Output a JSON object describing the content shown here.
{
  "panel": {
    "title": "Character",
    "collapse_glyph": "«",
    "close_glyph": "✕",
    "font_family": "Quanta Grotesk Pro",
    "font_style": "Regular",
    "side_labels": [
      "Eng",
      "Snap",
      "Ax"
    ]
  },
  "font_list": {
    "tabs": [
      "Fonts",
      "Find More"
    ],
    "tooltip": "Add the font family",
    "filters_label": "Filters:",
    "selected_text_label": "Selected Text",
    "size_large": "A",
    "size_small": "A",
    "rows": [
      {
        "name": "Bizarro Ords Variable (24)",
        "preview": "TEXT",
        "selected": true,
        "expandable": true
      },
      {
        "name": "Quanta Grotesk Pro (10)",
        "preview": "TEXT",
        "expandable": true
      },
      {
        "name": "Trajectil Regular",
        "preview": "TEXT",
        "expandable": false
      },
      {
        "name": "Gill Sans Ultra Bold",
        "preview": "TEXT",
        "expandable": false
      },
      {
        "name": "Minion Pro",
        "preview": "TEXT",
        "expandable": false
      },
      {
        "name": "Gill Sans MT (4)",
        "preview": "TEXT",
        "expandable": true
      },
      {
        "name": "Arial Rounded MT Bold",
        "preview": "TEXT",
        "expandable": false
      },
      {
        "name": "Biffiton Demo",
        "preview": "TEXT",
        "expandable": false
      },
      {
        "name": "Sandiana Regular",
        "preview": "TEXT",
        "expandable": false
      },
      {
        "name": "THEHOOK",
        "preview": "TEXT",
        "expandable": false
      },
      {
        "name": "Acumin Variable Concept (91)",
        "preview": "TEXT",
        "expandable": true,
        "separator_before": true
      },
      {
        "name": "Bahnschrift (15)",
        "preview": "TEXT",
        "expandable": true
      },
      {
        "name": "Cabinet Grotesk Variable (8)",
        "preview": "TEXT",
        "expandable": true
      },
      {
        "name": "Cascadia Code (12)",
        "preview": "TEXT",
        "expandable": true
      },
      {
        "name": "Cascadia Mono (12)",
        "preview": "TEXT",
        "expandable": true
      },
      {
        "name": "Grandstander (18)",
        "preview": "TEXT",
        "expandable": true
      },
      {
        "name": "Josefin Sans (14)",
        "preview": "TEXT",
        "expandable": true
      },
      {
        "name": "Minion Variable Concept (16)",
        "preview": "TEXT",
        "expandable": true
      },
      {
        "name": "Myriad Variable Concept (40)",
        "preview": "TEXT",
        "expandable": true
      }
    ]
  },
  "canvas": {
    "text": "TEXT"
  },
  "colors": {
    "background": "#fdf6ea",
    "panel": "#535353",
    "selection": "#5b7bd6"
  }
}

----

◆ Exercise description
Print every record exactly as it was given.

◆ Task solution
Output a JSON object describing the content shown here.
{
  "panel": {
    "title": "Character",
    "collapse_glyph": "«",
    "close_glyph": "✕",
    "font_family": "Quanta Grotesk Pro",
    "font_style": "Regular",
    "side_labels": [
      "Eng",
      "Snap",
      "Ax"
    ]
  },
  "font_list": {
    "tabs": [
      "Fonts",
      "Find More"
    ],
    "tooltip": "Add the font family",
    "filters_label": "Filters:",
    "selected_text_label": "Selected Text",
    "size_large": "A",
    "size_small": "A",
    "rows": [
      {
        "name": "Bizarro Ords Variable (24)",
        "preview": "TEXT",
        "selected": true,
        "expandable": true
      },
      {
        "name": "Quanta Grotesk Pro (10)",
        "preview": "TEXT",
        "expandable": true
      },
      {
        "name": "Trajectil Regular",
        "preview": "TEXT",
        "expandable": false
      },
      {
        "name": "Gill Sans Ultra Bold",
        "preview": "TEXT",
        "expandable": false
      },
      {
        "name": "Minion Pro",
        "preview": "TEXT",
        "expandable": false
      },
      {
        "name": "Gill Sans MT (4)",
        "preview": "TEXT",
        "expandable": true
      },
      {
        "name": "Arial Rounded MT Bold",
        "preview": "TEXT",
        "expandable": false
      },
      {
        "name": "Biffiton Demo",
        "preview": "TEXT",
        "expandable": false
      },
      {
        "name": "Sandiana Regular",
        "preview": "TEXT",
        "expandable": false
      },
      {
        "name": "THEHOOK",
        "preview": "TEXT",
        "expandable": false
      },
      {
        "name": "Acumin Variable Concept (91)",
        "preview": "TEXT",
        "expandable": true,
        "separator_before": true
      },
      {
        "name": "Bahnschrift (15)",
        "preview": "TEXT",
        "expandable": true
      },
      {
        "name": "Cabinet Grotesk Variable (8)",
        "preview": "TEXT",
        "expandable": true
      },
      {
        "name": "Cascadia Code (12)",
        "preview": "TEXT",
        "expandable": true
      },
      {
        "name": "Cascadia Mono (12)",
        "preview": "TEXT",
        "expandable": true
      },
      {
        "name": "Grandstander (18)",
        "preview": "TEXT",
        "expandable": true
      },
      {
        "name": "Josefin Sans (14)",
        "preview": "TEXT",
        "expandable": true
      },
      {
        "name": "Minion Variable Concept (16)",
        "preview": "TEXT",
        "expandable": true
      },
      {
        "name": "Myriad Variable Concept (40)",
        "preview": "TEXT",
        "expandable": true
      }
    ]
  },
  "canvas": {
    "text": "TEXT"
  },
  "colors": {
    "background": "#fdf6ea",
    "panel": "#535353",
    "selection": "#5b7bd6"
  }
}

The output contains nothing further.